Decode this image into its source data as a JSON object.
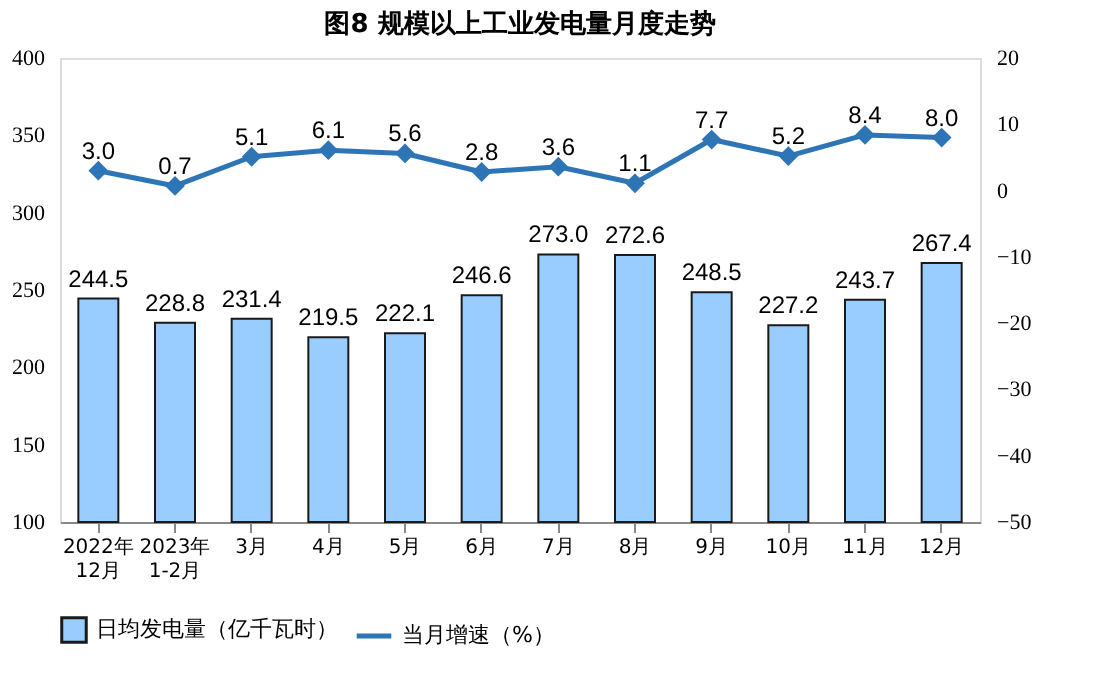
{
  "chart_data": {
    "type": "bar",
    "title": "图8  规模以上工业发电量月度走势",
    "categories": [
      "2022年\n12月",
      "2023年\n1-2月",
      "3月",
      "4月",
      "5月",
      "6月",
      "7月",
      "8月",
      "9月",
      "10月",
      "11月",
      "12月"
    ],
    "series": [
      {
        "name": "日均发电量（亿千瓦时）",
        "color": "#99ccff",
        "values": [
          244.5,
          228.8,
          231.4,
          219.5,
          222.1,
          246.6,
          273.0,
          272.6,
          248.5,
          227.2,
          243.7,
          267.4
        ],
        "value_labels": [
          "244.5",
          "228.8",
          "231.4",
          "219.5",
          "222.1",
          "246.6",
          "273.0",
          "272.6",
          "248.5",
          "227.2",
          "243.7",
          "267.4"
        ]
      },
      {
        "name": "当月增速（%）",
        "type": "line",
        "axis": "y2",
        "color": "#2e75b6",
        "values": [
          3.0,
          0.7,
          5.1,
          6.1,
          5.6,
          2.8,
          3.6,
          1.1,
          7.7,
          5.2,
          8.4,
          8.0
        ],
        "value_labels": [
          "3.0",
          "0.7",
          "5.1",
          "6.1",
          "5.6",
          "2.8",
          "3.6",
          "1.1",
          "7.7",
          "5.2",
          "8.4",
          "8.0"
        ]
      }
    ],
    "ylim": [
      100,
      400
    ],
    "yticks": [
      100,
      150,
      200,
      250,
      300,
      350,
      400
    ],
    "y2lim": [
      -50,
      20
    ],
    "y2ticks": [
      -50,
      -40,
      -30,
      -20,
      -10,
      0,
      10,
      20
    ],
    "legend": "bottom",
    "marker": "diamond",
    "grid": false
  }
}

────────

# Objective
Repeat the data in full and exactly. Omit pictures.

# Answer below
Decode this image into its source data as a JSON object.
{
  "chart_data": {
    "type": "bar",
    "title": "图8  规模以上工业发电量月度走势",
    "categories": [
      "2022年\n12月",
      "2023年\n1-2月",
      "3月",
      "4月",
      "5月",
      "6月",
      "7月",
      "8月",
      "9月",
      "10月",
      "11月",
      "12月"
    ],
    "series": [
      {
        "name": "日均发电量（亿千瓦时）",
        "color": "#99ccff",
        "values": [
          244.5,
          228.8,
          231.4,
          219.5,
          222.1,
          246.6,
          273.0,
          272.6,
          248.5,
          227.2,
          243.7,
          267.4
        ],
        "value_labels": [
          "244.5",
          "228.8",
          "231.4",
          "219.5",
          "222.1",
          "246.6",
          "273.0",
          "272.6",
          "248.5",
          "227.2",
          "243.7",
          "267.4"
        ]
      },
      {
        "name": "当月增速（%）",
        "type": "line",
        "axis": "y2",
        "color": "#2e75b6",
        "values": [
          3.0,
          0.7,
          5.1,
          6.1,
          5.6,
          2.8,
          3.6,
          1.1,
          7.7,
          5.2,
          8.4,
          8.0
        ],
        "value_labels": [
          "3.0",
          "0.7",
          "5.1",
          "6.1",
          "5.6",
          "2.8",
          "3.6",
          "1.1",
          "7.7",
          "5.2",
          "8.4",
          "8.0"
        ]
      }
    ],
    "ylim": [
      100,
      400
    ],
    "yticks": [
      100,
      150,
      200,
      250,
      300,
      350,
      400
    ],
    "y2lim": [
      -50,
      20
    ],
    "y2ticks": [
      -50,
      -40,
      -30,
      -20,
      -10,
      0,
      10,
      20
    ],
    "legend": "bottom",
    "marker": "diamond",
    "grid": false
  }
}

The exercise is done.